— start of Material provided —

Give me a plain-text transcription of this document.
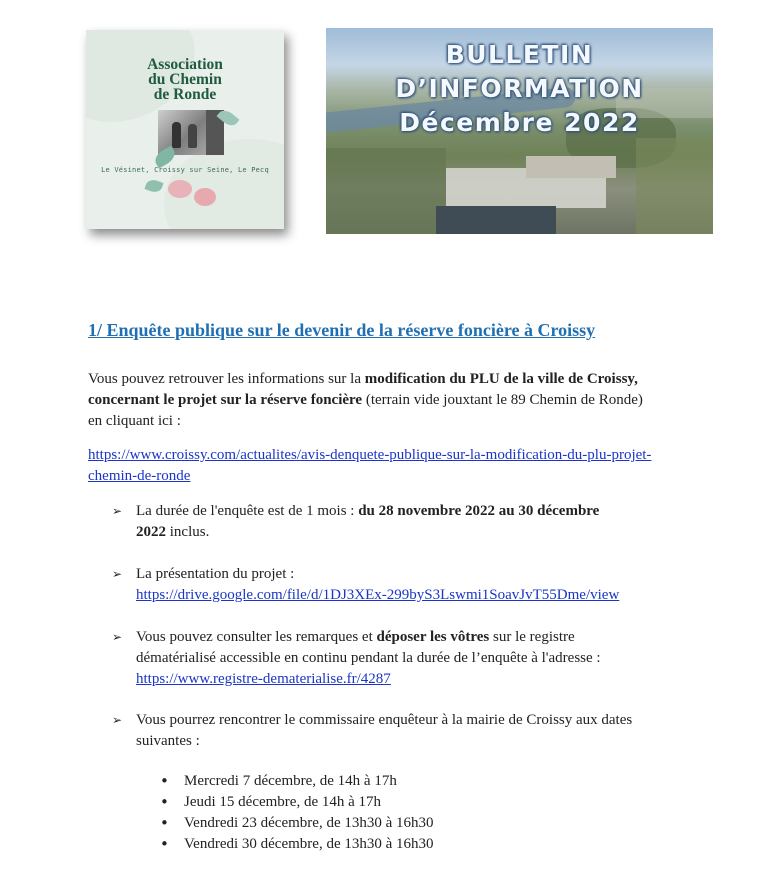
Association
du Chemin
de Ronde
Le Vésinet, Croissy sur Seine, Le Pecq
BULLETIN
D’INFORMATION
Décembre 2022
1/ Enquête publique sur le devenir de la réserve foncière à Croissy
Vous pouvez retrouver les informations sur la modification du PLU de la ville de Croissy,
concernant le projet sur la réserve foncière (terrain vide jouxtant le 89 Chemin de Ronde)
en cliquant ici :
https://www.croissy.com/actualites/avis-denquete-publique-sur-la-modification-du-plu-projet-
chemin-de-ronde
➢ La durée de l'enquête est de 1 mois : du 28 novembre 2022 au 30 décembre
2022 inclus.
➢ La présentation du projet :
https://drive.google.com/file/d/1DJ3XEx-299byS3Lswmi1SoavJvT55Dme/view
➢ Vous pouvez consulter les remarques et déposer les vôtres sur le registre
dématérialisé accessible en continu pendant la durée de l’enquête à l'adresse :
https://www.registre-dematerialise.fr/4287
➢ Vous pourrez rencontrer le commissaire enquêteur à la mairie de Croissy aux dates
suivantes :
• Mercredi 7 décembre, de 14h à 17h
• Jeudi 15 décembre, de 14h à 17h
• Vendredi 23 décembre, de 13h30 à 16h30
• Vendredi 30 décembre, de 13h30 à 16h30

— end of Material provided —
— start of Material provided —

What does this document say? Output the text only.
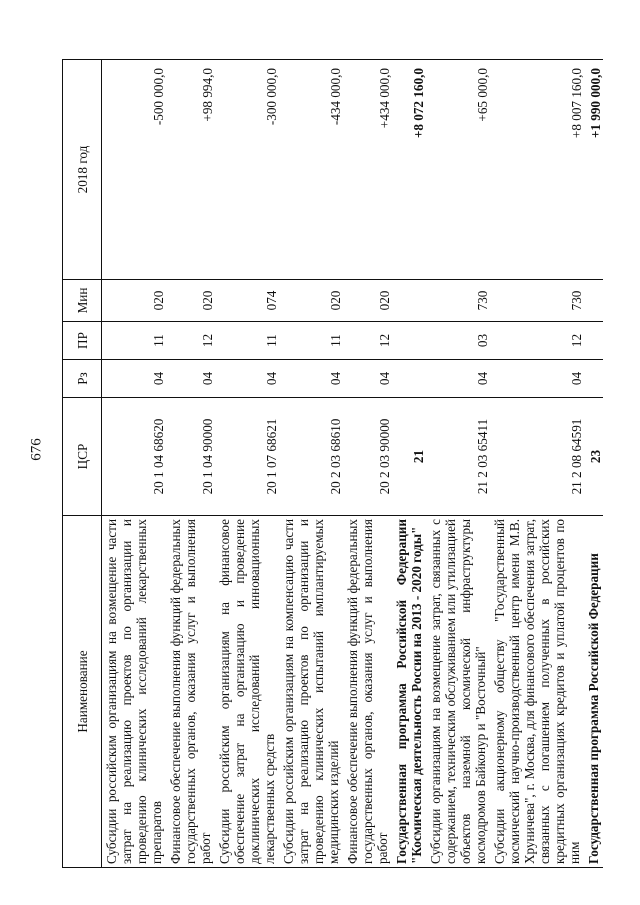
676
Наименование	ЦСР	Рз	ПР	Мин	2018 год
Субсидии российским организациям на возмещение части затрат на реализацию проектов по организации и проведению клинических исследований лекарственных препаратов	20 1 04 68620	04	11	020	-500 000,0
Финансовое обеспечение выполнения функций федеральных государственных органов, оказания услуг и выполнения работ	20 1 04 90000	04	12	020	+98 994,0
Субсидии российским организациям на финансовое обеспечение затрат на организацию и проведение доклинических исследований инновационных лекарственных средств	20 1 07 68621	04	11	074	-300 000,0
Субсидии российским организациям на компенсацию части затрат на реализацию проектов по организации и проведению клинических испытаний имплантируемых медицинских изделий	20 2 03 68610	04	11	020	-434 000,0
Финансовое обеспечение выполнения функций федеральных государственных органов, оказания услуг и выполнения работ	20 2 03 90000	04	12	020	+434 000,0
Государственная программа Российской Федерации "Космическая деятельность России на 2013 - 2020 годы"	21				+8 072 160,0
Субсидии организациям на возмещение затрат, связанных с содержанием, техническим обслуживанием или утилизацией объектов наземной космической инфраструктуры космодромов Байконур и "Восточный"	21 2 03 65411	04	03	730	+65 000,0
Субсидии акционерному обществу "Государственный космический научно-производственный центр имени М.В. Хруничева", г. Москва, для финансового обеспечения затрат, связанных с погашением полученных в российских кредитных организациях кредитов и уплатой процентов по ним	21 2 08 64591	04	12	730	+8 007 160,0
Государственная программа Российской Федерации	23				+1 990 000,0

— end of Material provided —
— start of Material provided —

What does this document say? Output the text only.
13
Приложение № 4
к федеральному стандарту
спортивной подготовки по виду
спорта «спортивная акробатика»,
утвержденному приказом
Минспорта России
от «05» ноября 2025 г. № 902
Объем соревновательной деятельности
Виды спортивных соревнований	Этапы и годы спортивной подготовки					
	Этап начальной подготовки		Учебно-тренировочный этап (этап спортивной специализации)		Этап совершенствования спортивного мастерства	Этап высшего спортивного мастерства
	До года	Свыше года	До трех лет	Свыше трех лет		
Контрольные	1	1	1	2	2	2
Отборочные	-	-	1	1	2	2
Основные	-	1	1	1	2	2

— end of Material provided —

Select every line where the word "России" occurs.

## The completed task
Государственная программа Российской Федерации "Космическая деятельность России на 2013 - 2020 годы"	21				+8 072 160,0
Минспорта России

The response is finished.